**Instructions for the task:** Output the data word for word, dropping every image.

**Provided information:**
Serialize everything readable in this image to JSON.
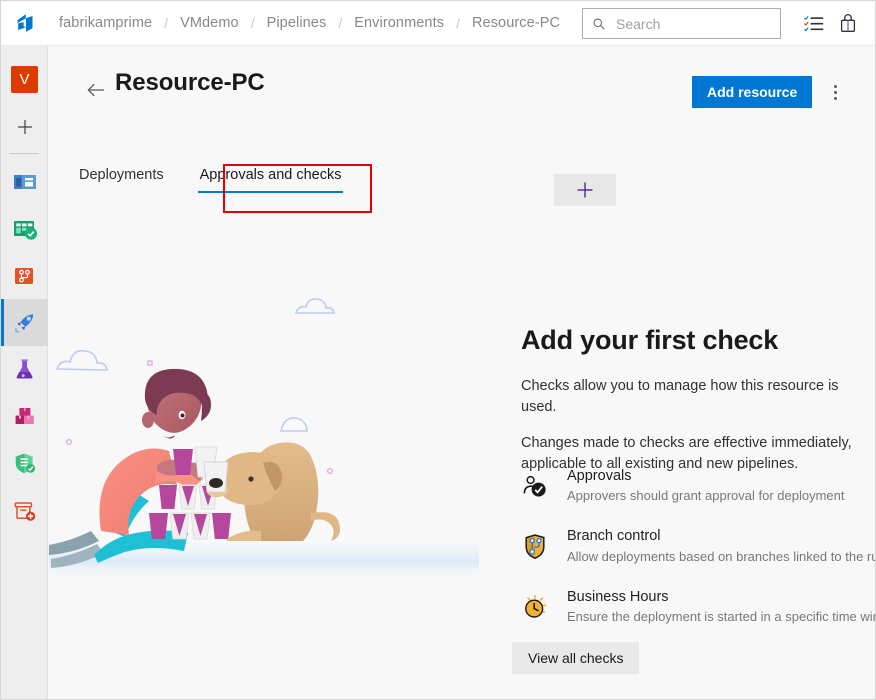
{
  "topbar": {
    "logo_icon": "azure-devops-logo-icon",
    "breadcrumb": [
      {
        "label": "fabrikamprime"
      },
      {
        "label": "VMdemo"
      },
      {
        "label": "Pipelines"
      },
      {
        "label": "Environments"
      },
      {
        "label": "Resource-PC"
      }
    ],
    "separator": "/",
    "search": {
      "placeholder": "Search",
      "value": "",
      "icon": "search-icon"
    },
    "actions": [
      {
        "name": "tasks-icon",
        "label": "Tasks"
      },
      {
        "name": "briefcase-icon",
        "label": "Marketplace"
      }
    ]
  },
  "rail": {
    "avatar": {
      "initial": "V",
      "color": "#dd3b00"
    },
    "add_label": "+",
    "items": [
      {
        "name": "overview-icon",
        "label": "Overview",
        "selected": false
      },
      {
        "name": "boards-icon",
        "label": "Boards",
        "selected": false
      },
      {
        "name": "repos-icon",
        "label": "Repos",
        "selected": false
      },
      {
        "name": "pipelines-icon",
        "label": "Pipelines",
        "selected": true
      },
      {
        "name": "test-plans-icon",
        "label": "Test Plans",
        "selected": false
      },
      {
        "name": "artifacts-icon",
        "label": "Artifacts",
        "selected": false
      },
      {
        "name": "security-icon",
        "label": "Advanced Security",
        "selected": false
      },
      {
        "name": "add-extension-icon",
        "label": "Add extension",
        "selected": false
      }
    ]
  },
  "page": {
    "back_icon": "back-arrow-icon",
    "title": "Resource-PC",
    "primary_button": "Add resource",
    "more_icon": "more-options-icon",
    "tabs": [
      {
        "label": "Deployments",
        "active": false
      },
      {
        "label": "Approvals and checks",
        "active": true
      }
    ],
    "highlight_color": "#e60000",
    "accent_color": "#0078d4",
    "plus_button": "+"
  },
  "empty_state": {
    "heading": "Add your first check",
    "paragraph1": "Checks allow you to manage how this resource is used.",
    "paragraph2": "Changes made to checks are effective immediately, applicable to all existing and new pipelines.",
    "checks": [
      {
        "icon": "approvals-icon",
        "title": "Approvals",
        "description": "Approvers should grant approval for deployment"
      },
      {
        "icon": "branch-control-icon",
        "title": "Branch control",
        "description": "Allow deployments based on branches linked to the run"
      },
      {
        "icon": "business-hours-icon",
        "title": "Business Hours",
        "description": "Ensure the deployment is started in a specific time win..."
      }
    ],
    "view_all_button": "View all checks",
    "illustration": "person-stacking-cups-with-dog-illustration"
  }
}
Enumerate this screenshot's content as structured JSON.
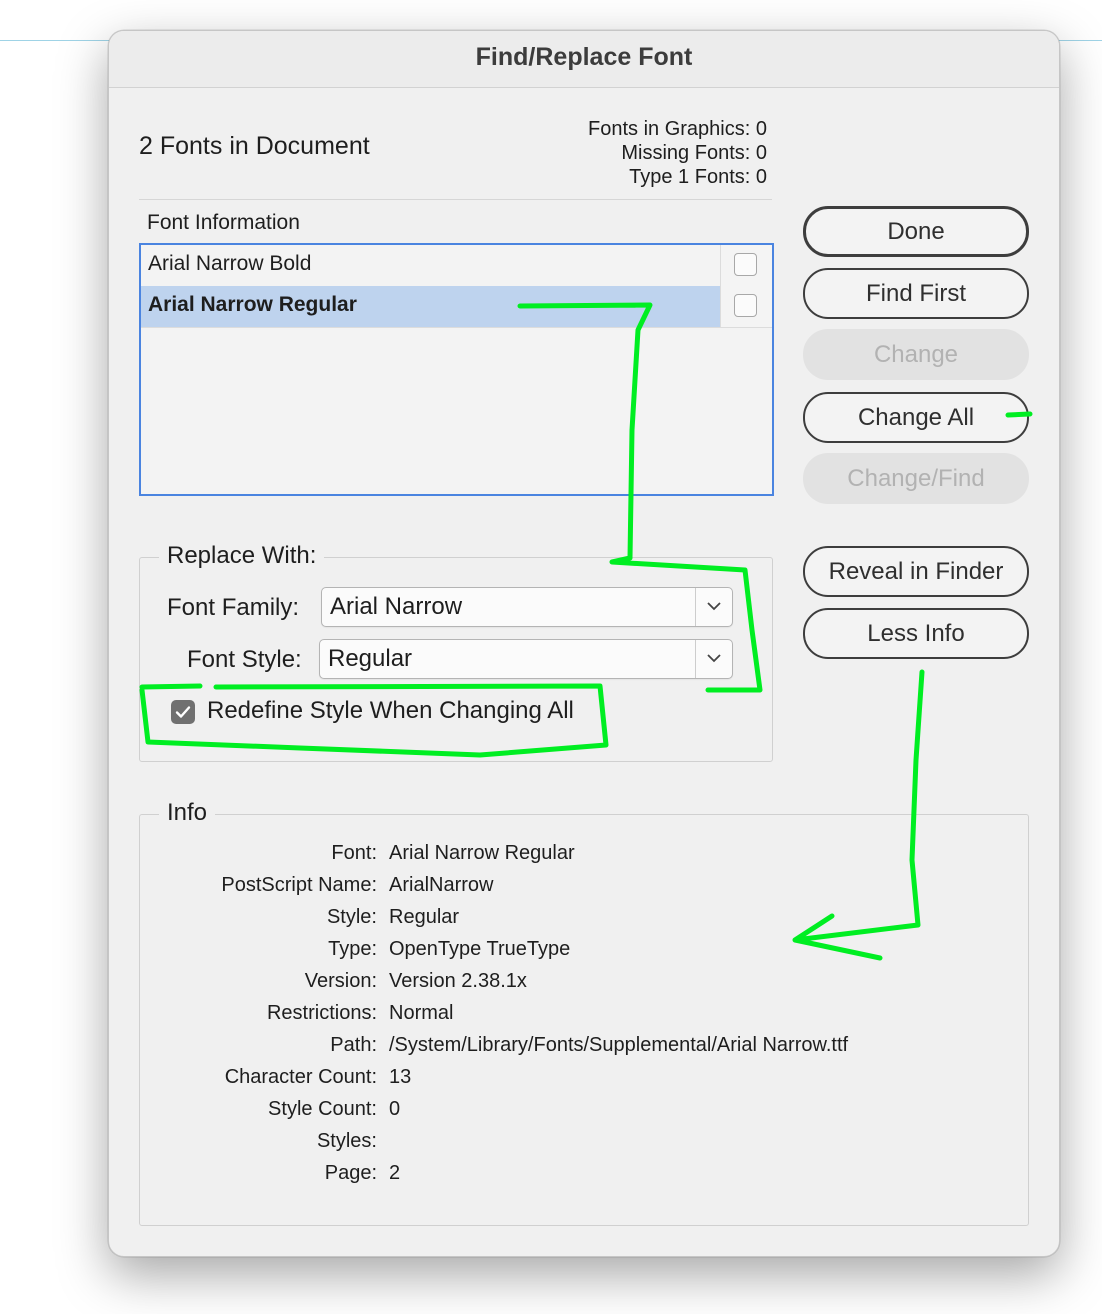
{
  "window": {
    "title": "Find/Replace Font"
  },
  "summary": {
    "fonts_in_document": "2 Fonts in Document",
    "stats": [
      {
        "label": "Fonts in Graphics:",
        "value": "0"
      },
      {
        "label": "Missing Fonts:",
        "value": "0"
      },
      {
        "label": "Type 1 Fonts:",
        "value": "0"
      }
    ]
  },
  "font_list": {
    "label": "Font Information",
    "rows": [
      {
        "name": "Arial Narrow Bold",
        "selected": false,
        "checked": false
      },
      {
        "name": "Arial Narrow Regular",
        "selected": true,
        "checked": false
      }
    ]
  },
  "replace_with": {
    "title": "Replace With:",
    "font_family": {
      "label": "Font Family:",
      "value": "Arial Narrow"
    },
    "font_style": {
      "label": "Font Style:",
      "value": "Regular"
    },
    "redefine": {
      "label": "Redefine Style When Changing All",
      "checked": true
    }
  },
  "buttons": {
    "done": "Done",
    "find_first": "Find First",
    "change": "Change",
    "change_all": "Change All",
    "change_find": "Change/Find",
    "reveal": "Reveal in Finder",
    "less_info": "Less Info"
  },
  "info": {
    "title": "Info",
    "rows": [
      {
        "key": "Font:",
        "value": "Arial Narrow Regular"
      },
      {
        "key": "PostScript Name:",
        "value": "ArialNarrow"
      },
      {
        "key": "Style:",
        "value": "Regular"
      },
      {
        "key": "Type:",
        "value": "OpenType TrueType"
      },
      {
        "key": "Version:",
        "value": "Version 2.38.1x"
      },
      {
        "key": "Restrictions:",
        "value": "Normal"
      },
      {
        "key": "Path:",
        "value": "/System/Library/Fonts/Supplemental/Arial Narrow.ttf"
      },
      {
        "key": "Character Count:",
        "value": "13"
      },
      {
        "key": "Style Count:",
        "value": "0"
      },
      {
        "key": "Styles:",
        "value": ""
      },
      {
        "key": "Page:",
        "value": "2"
      }
    ]
  },
  "colors": {
    "selection": "#bed3ee",
    "list_border": "#4a84e0",
    "annotation": "#00ee22"
  }
}
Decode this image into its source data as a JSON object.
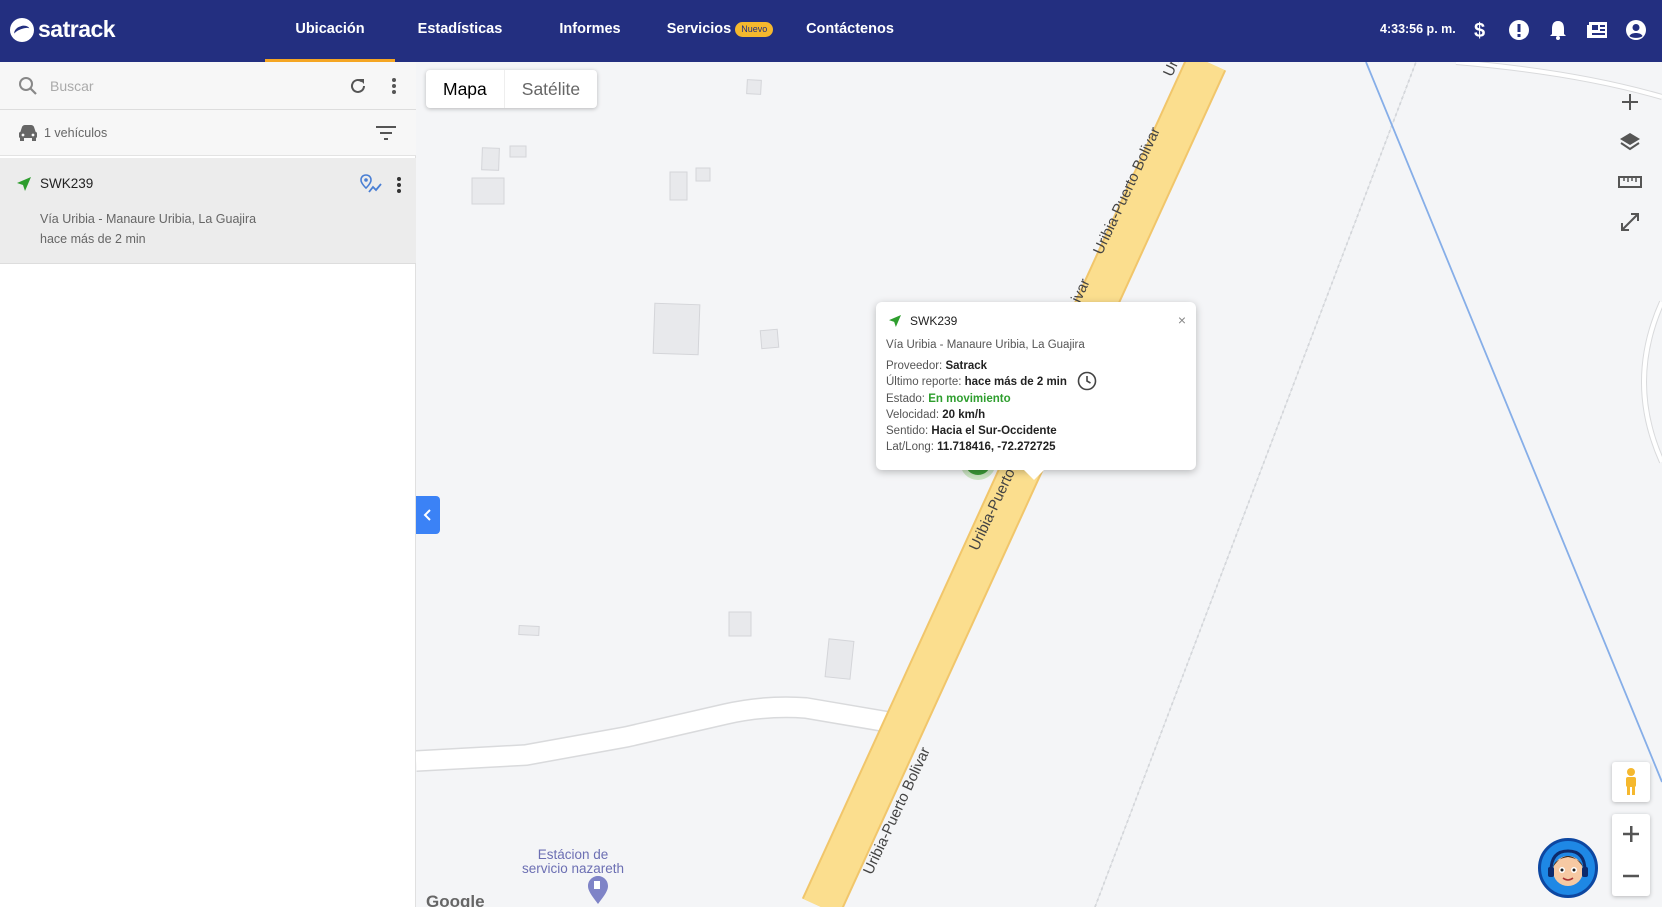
{
  "brand": {
    "name": "satrack"
  },
  "nav": {
    "items": [
      {
        "label": "Ubicación",
        "active": true
      },
      {
        "label": "Estadísticas"
      },
      {
        "label": "Informes"
      },
      {
        "label": "Servicios",
        "badge": "Nuevo"
      },
      {
        "label": "Contáctenos"
      }
    ]
  },
  "topbar": {
    "time": "4:33:56 p. m.",
    "icons": [
      "dollar-icon",
      "alert-icon",
      "bell-icon",
      "news-icon",
      "account-icon"
    ]
  },
  "sidebar": {
    "search_placeholder": "Buscar",
    "vehicles_count": "1 vehículos",
    "vehicle": {
      "plate": "SWK239",
      "address": "Vía Uribia - Manaure Uribia, La Guajira",
      "last_report": "hace más de 2 min"
    }
  },
  "map": {
    "type_options": {
      "map": "Mapa",
      "satellite": "Satélite"
    },
    "road_labels": [
      "Uribia-Puerto Bolivar",
      "Uribia-Puerto Bolivar",
      "Uribia-Puerto B",
      "Uribia-P",
      "ivar"
    ],
    "poi": {
      "line1": "Estácion de",
      "line2": "servicio nazareth"
    },
    "attribution": "Google"
  },
  "popup": {
    "plate": "SWK239",
    "address": "Vía Uribia - Manaure Uribia, La Guajira",
    "provider_label": "Proveedor:",
    "provider": "Satrack",
    "last_report_label": "Último reporte:",
    "last_report": "hace más de 2 min",
    "status_label": "Estado:",
    "status": "En movimiento",
    "speed_label": "Velocidad:",
    "speed": "20 km/h",
    "direction_label": "Sentido:",
    "direction": "Hacia el Sur-Occidente",
    "latlong_label": "Lat/Long:",
    "latlong": "11.718416, -72.272725",
    "close": "×"
  },
  "colors": {
    "topbar": "#232f80",
    "accent": "#f5a623",
    "status_moving": "#2e9e2e",
    "road": "#fbde8e",
    "collapse": "#3b82f6"
  }
}
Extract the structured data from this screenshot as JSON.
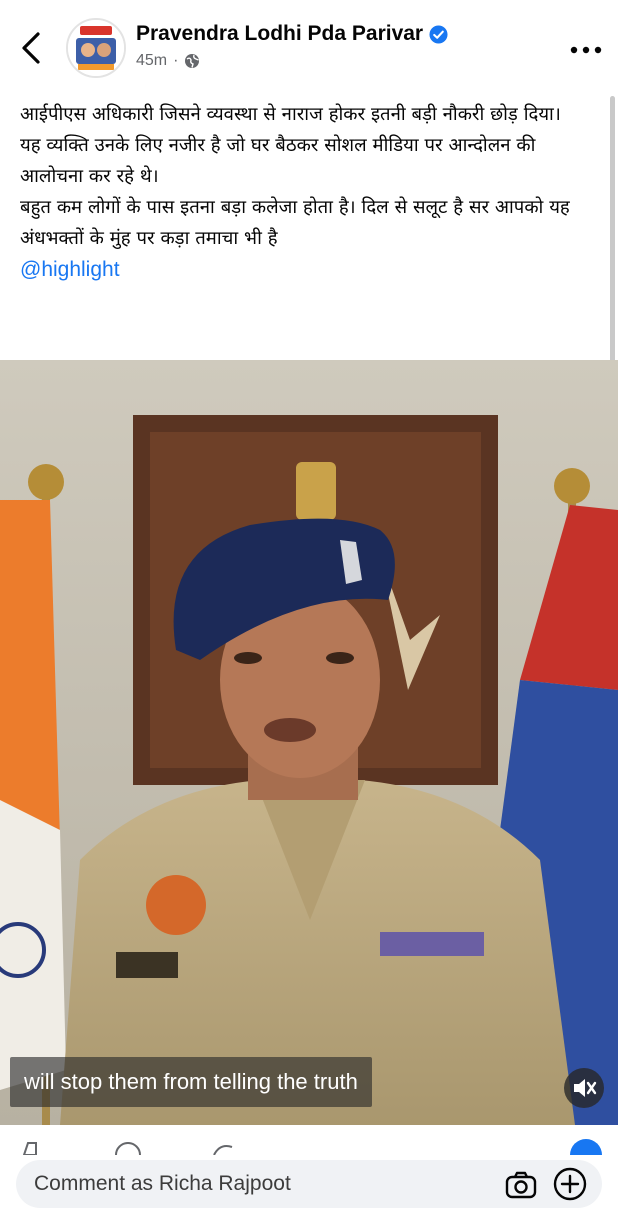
{
  "header": {
    "back_icon": "chevron-left-icon",
    "page_name": "Pravendra Lodhi Pda Parivar",
    "verified_icon": "verified-badge-icon",
    "timestamp": "45m",
    "audience_icon": "globe-icon",
    "more_icon": "more-horizontal-icon"
  },
  "post": {
    "lines": [
      "आईपीएस अधिकारी जिसने व्यवस्था से नाराज होकर इतनी बड़ी नौकरी छोड़ दिया।",
      "यह व्यक्ति उनके लिए नजीर है जो घर बैठकर सोशल मीडिया पर आन्दोलन की आलोचना कर रहे थे।",
      "बहुत कम लोगों के पास इतना बड़ा कलेजा होता है। दिल से सलूट है सर आपको यह अंधभक्तों के मुंह पर कड़ा तमाचा भी है"
    ],
    "hashtag": "@highlight"
  },
  "video": {
    "subtitle": "will stop them from telling the truth",
    "mute_icon": "speaker-muted-icon"
  },
  "comment_bar": {
    "placeholder": "Comment as Richa Rajpoot",
    "camera_icon": "camera-icon",
    "add_icon": "plus-circle-icon"
  },
  "colors": {
    "link": "#1877f2",
    "verified": "#1877f2",
    "secondary_text": "#65676b",
    "comment_bg": "#f0f2f5"
  }
}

**Answer for the task:**
Serialize everything readable in this image to JSON.
{
  "topbar": {
    "logo_icon": "azure-devops-logo-icon",
    "breadcrumb": [
      {
        "label": "fabrikamprime"
      },
      {
        "label": "VMdemo"
      },
      {
        "label": "Pipelines"
      },
      {
        "label": "Environments"
      },
      {
        "label": "Resource-PC"
      }
    ],
    "separator": "/",
    "search": {
      "placeholder": "Search",
      "value": "",
      "icon": "search-icon"
    },
    "actions": [
      {
        "name": "tasks-icon",
        "label": "Tasks"
      },
      {
        "name": "briefcase-icon",
        "label": "Marketplace"
      }
    ]
  },
  "rail": {
    "avatar": {
      "initial": "V",
      "color": "#dd3b00"
    },
    "add_label": "+",
    "items": [
      {
        "name": "overview-icon",
        "label": "Overview",
        "selected": false
      },
      {
        "name": "boards-icon",
        "label": "Boards",
        "selected": false
      },
      {
        "name": "repos-icon",
        "label": "Repos",
        "selected": false
      },
      {
        "name": "pipelines-icon",
        "label": "Pipelines",
        "selected": true
      },
      {
        "name": "test-plans-icon",
        "label": "Test Plans",
        "selected": false
      },
      {
        "name": "artifacts-icon",
        "label": "Artifacts",
        "selected": false
      },
      {
        "name": "security-icon",
        "label": "Advanced Security",
        "selected": false
      },
      {
        "name": "add-extension-icon",
        "label": "Add extension",
        "selected": false
      }
    ]
  },
  "page": {
    "back_icon": "back-arrow-icon",
    "title": "Resource-PC",
    "primary_button": "Add resource",
    "more_icon": "more-options-icon",
    "tabs": [
      {
        "label": "Deployments",
        "active": false
      },
      {
        "label": "Approvals and checks",
        "active": true
      }
    ],
    "highlight_color": "#e60000",
    "accent_color": "#0078d4",
    "plus_button": "+"
  },
  "empty_state": {
    "heading": "Add your first check",
    "paragraph1": "Checks allow you to manage how this resource is used.",
    "paragraph2": "Changes made to checks are effective immediately, applicable to all existing and new pipelines.",
    "checks": [
      {
        "icon": "approvals-icon",
        "title": "Approvals",
        "description": "Approvers should grant approval for deployment"
      },
      {
        "icon": "branch-control-icon",
        "title": "Branch control",
        "description": "Allow deployments based on branches linked to the run"
      },
      {
        "icon": "business-hours-icon",
        "title": "Business Hours",
        "description": "Ensure the deployment is started in a specific time win..."
      }
    ],
    "view_all_button": "View all checks",
    "illustration": "person-stacking-cups-with-dog-illustration"
  }
}
Enumerate this screenshot's content as structured JSON.
{
  "window": {
    "title": "Find/Replace Font"
  },
  "summary": {
    "fonts_in_document": "2 Fonts in Document",
    "stats": [
      {
        "label": "Fonts in Graphics:",
        "value": "0"
      },
      {
        "label": "Missing Fonts:",
        "value": "0"
      },
      {
        "label": "Type 1 Fonts:",
        "value": "0"
      }
    ]
  },
  "font_list": {
    "label": "Font Information",
    "rows": [
      {
        "name": "Arial Narrow Bold",
        "selected": false,
        "checked": false
      },
      {
        "name": "Arial Narrow Regular",
        "selected": true,
        "checked": false
      }
    ]
  },
  "replace_with": {
    "title": "Replace With:",
    "font_family": {
      "label": "Font Family:",
      "value": "Arial Narrow"
    },
    "font_style": {
      "label": "Font Style:",
      "value": "Regular"
    },
    "redefine": {
      "label": "Redefine Style When Changing All",
      "checked": true
    }
  },
  "buttons": {
    "done": "Done",
    "find_first": "Find First",
    "change": "Change",
    "change_all": "Change All",
    "change_find": "Change/Find",
    "reveal": "Reveal in Finder",
    "less_info": "Less Info"
  },
  "info": {
    "title": "Info",
    "rows": [
      {
        "key": "Font:",
        "value": "Arial Narrow Regular"
      },
      {
        "key": "PostScript Name:",
        "value": "ArialNarrow"
      },
      {
        "key": "Style:",
        "value": "Regular"
      },
      {
        "key": "Type:",
        "value": "OpenType TrueType"
      },
      {
        "key": "Version:",
        "value": "Version 2.38.1x"
      },
      {
        "key": "Restrictions:",
        "value": "Normal"
      },
      {
        "key": "Path:",
        "value": "/System/Library/Fonts/Supplemental/Arial Narrow.ttf"
      },
      {
        "key": "Character Count:",
        "value": "13"
      },
      {
        "key": "Style Count:",
        "value": "0"
      },
      {
        "key": "Styles:",
        "value": ""
      },
      {
        "key": "Page:",
        "value": "2"
      }
    ]
  },
  "colors": {
    "selection": "#bed3ee",
    "list_border": "#4a84e0",
    "annotation": "#00ee22"
  }
}
Decode this image into its source data as a JSON object.
{
  "brand": {
    "name": "satrack"
  },
  "nav": {
    "items": [
      {
        "label": "Ubicación",
        "active": true
      },
      {
        "label": "Estadísticas"
      },
      {
        "label": "Informes"
      },
      {
        "label": "Servicios",
        "badge": "Nuevo"
      },
      {
        "label": "Contáctenos"
      }
    ]
  },
  "topbar": {
    "time": "4:33:56 p. m.",
    "icons": [
      "dollar-icon",
      "alert-icon",
      "bell-icon",
      "news-icon",
      "account-icon"
    ]
  },
  "sidebar": {
    "search_placeholder": "Buscar",
    "vehicles_count": "1 vehículos",
    "vehicle": {
      "plate": "SWK239",
      "address": "Vía Uribia - Manaure Uribia, La Guajira",
      "last_report": "hace más de 2 min"
    }
  },
  "map": {
    "type_options": {
      "map": "Mapa",
      "satellite": "Satélite"
    },
    "road_labels": [
      "Uribia-Puerto Bolivar",
      "Uribia-Puerto Bolivar",
      "Uribia-Puerto B",
      "Uribia-P",
      "ivar"
    ],
    "poi": {
      "line1": "Estácion de",
      "line2": "servicio nazareth"
    },
    "attribution": "Google"
  },
  "popup": {
    "plate": "SWK239",
    "address": "Vía Uribia - Manaure Uribia, La Guajira",
    "provider_label": "Proveedor:",
    "provider": "Satrack",
    "last_report_label": "Último reporte:",
    "last_report": "hace más de 2 min",
    "status_label": "Estado:",
    "status": "En movimiento",
    "speed_label": "Velocidad:",
    "speed": "20 km/h",
    "direction_label": "Sentido:",
    "direction": "Hacia el Sur-Occidente",
    "latlong_label": "Lat/Long:",
    "latlong": "11.718416, -72.272725",
    "close": "×"
  },
  "colors": {
    "topbar": "#232f80",
    "accent": "#f5a623",
    "status_moving": "#2e9e2e",
    "road": "#fbde8e",
    "collapse": "#3b82f6"
  }
}
Extract the structured data from this screenshot as JSON.
{
  "header": {
    "back_icon": "chevron-left-icon",
    "page_name": "Pravendra Lodhi Pda Parivar",
    "verified_icon": "verified-badge-icon",
    "timestamp": "45m",
    "audience_icon": "globe-icon",
    "more_icon": "more-horizontal-icon"
  },
  "post": {
    "lines": [
      "आईपीएस अधिकारी जिसने व्यवस्था से नाराज होकर इतनी बड़ी नौकरी छोड़ दिया।",
      "यह व्यक्ति उनके लिए नजीर है जो घर बैठकर सोशल मीडिया पर आन्दोलन की आलोचना कर रहे थे।",
      "बहुत कम लोगों के पास इतना बड़ा कलेजा होता है। दिल से सलूट है सर आपको यह अंधभक्तों के मुंह पर कड़ा तमाचा भी है"
    ],
    "hashtag": "@highlight"
  },
  "video": {
    "subtitle": "will stop them from telling the truth",
    "mute_icon": "speaker-muted-icon"
  },
  "comment_bar": {
    "placeholder": "Comment as Richa Rajpoot",
    "camera_icon": "camera-icon",
    "add_icon": "plus-circle-icon"
  },
  "colors": {
    "link": "#1877f2",
    "verified": "#1877f2",
    "secondary_text": "#65676b",
    "comment_bg": "#f0f2f5"
  }
}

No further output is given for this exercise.